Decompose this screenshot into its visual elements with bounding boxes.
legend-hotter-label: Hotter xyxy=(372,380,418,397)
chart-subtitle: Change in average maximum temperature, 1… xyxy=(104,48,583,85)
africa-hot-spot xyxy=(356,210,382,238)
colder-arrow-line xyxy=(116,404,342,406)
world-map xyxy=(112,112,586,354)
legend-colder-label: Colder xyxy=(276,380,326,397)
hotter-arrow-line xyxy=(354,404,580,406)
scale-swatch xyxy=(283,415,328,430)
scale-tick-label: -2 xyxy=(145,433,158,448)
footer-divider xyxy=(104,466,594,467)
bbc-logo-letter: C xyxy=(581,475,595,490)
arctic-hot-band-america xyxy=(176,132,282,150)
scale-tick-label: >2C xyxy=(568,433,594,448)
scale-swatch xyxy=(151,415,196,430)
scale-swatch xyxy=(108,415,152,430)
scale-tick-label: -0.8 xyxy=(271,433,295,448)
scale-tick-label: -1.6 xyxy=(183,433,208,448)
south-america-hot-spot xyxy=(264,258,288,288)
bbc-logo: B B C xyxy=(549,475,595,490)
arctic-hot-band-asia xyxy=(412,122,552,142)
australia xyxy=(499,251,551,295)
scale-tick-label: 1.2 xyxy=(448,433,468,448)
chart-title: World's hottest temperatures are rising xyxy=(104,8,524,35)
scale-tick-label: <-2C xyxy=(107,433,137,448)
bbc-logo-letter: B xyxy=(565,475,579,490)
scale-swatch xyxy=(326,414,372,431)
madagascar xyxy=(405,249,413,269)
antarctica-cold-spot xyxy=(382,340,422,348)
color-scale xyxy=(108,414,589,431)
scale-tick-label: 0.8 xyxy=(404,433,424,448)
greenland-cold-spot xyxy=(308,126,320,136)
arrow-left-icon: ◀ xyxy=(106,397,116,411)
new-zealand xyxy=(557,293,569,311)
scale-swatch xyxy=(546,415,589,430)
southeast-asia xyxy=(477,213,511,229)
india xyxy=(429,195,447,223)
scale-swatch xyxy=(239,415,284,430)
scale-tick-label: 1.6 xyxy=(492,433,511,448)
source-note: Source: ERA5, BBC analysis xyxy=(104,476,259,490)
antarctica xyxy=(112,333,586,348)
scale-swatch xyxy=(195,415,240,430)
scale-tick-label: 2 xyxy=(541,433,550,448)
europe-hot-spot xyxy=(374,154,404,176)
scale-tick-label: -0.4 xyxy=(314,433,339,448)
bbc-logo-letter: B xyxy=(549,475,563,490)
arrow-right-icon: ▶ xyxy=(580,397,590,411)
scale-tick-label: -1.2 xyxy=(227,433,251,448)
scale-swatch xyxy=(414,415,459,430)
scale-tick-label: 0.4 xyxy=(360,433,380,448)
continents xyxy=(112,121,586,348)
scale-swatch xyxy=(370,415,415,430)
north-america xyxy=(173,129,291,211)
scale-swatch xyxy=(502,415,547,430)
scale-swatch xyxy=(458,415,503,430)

###

[Task details] Please repeat every line of the material above word for word, without changing anything.

[Completed task]
Decompose this screenshot into its visual elements with bounding boxes.
legend-hotter-label: Hotter xyxy=(372,380,418,397)
chart-subtitle: Change in average maximum temperature, 1… xyxy=(104,48,583,85)
africa-hot-spot xyxy=(356,210,382,238)
colder-arrow-line xyxy=(116,404,342,406)
world-map xyxy=(112,112,586,354)
legend-colder-label: Colder xyxy=(276,380,326,397)
hotter-arrow-line xyxy=(354,404,580,406)
scale-swatch xyxy=(283,415,328,430)
scale-tick-label: -2 xyxy=(145,433,158,448)
footer-divider xyxy=(104,466,594,467)
bbc-logo-letter: C xyxy=(581,475,595,490)
arctic-hot-band-america xyxy=(176,132,282,150)
scale-tick-label: >2C xyxy=(568,433,594,448)
scale-swatch xyxy=(151,415,196,430)
scale-swatch xyxy=(108,415,152,430)
scale-tick-label: -0.8 xyxy=(271,433,295,448)
scale-tick-label: -1.6 xyxy=(183,433,208,448)
south-america-hot-spot xyxy=(264,258,288,288)
bbc-logo: B B C xyxy=(549,475,595,490)
arctic-hot-band-asia xyxy=(412,122,552,142)
australia xyxy=(499,251,551,295)
scale-tick-label: 1.2 xyxy=(448,433,468,448)
chart-title: World's hottest temperatures are rising xyxy=(104,8,524,35)
scale-tick-label: <-2C xyxy=(107,433,137,448)
bbc-logo-letter: B xyxy=(565,475,579,490)
scale-swatch xyxy=(326,414,372,431)
madagascar xyxy=(405,249,413,269)
antarctica-cold-spot xyxy=(382,340,422,348)
color-scale xyxy=(108,414,589,431)
scale-tick-label: 0.8 xyxy=(404,433,424,448)
greenland-cold-spot xyxy=(308,126,320,136)
arrow-left-icon: ◀ xyxy=(106,397,116,411)
new-zealand xyxy=(557,293,569,311)
scale-swatch xyxy=(546,415,589,430)
southeast-asia xyxy=(477,213,511,229)
india xyxy=(429,195,447,223)
scale-swatch xyxy=(239,415,284,430)
scale-tick-label: 1.6 xyxy=(492,433,511,448)
source-note: Source: ERA5, BBC analysis xyxy=(104,476,259,490)
antarctica xyxy=(112,333,586,348)
scale-swatch xyxy=(195,415,240,430)
scale-tick-label: 2 xyxy=(541,433,550,448)
europe-hot-spot xyxy=(374,154,404,176)
scale-tick-label: -0.4 xyxy=(314,433,339,448)
bbc-logo-letter: B xyxy=(549,475,563,490)
arrow-right-icon: ▶ xyxy=(580,397,590,411)
scale-tick-label: -1.2 xyxy=(227,433,251,448)
scale-swatch xyxy=(414,415,459,430)
scale-tick-label: 0.4 xyxy=(360,433,380,448)
continents xyxy=(112,121,586,348)
scale-swatch xyxy=(370,415,415,430)
north-america xyxy=(173,129,291,211)
scale-swatch xyxy=(502,415,547,430)
scale-swatch xyxy=(458,415,503,430)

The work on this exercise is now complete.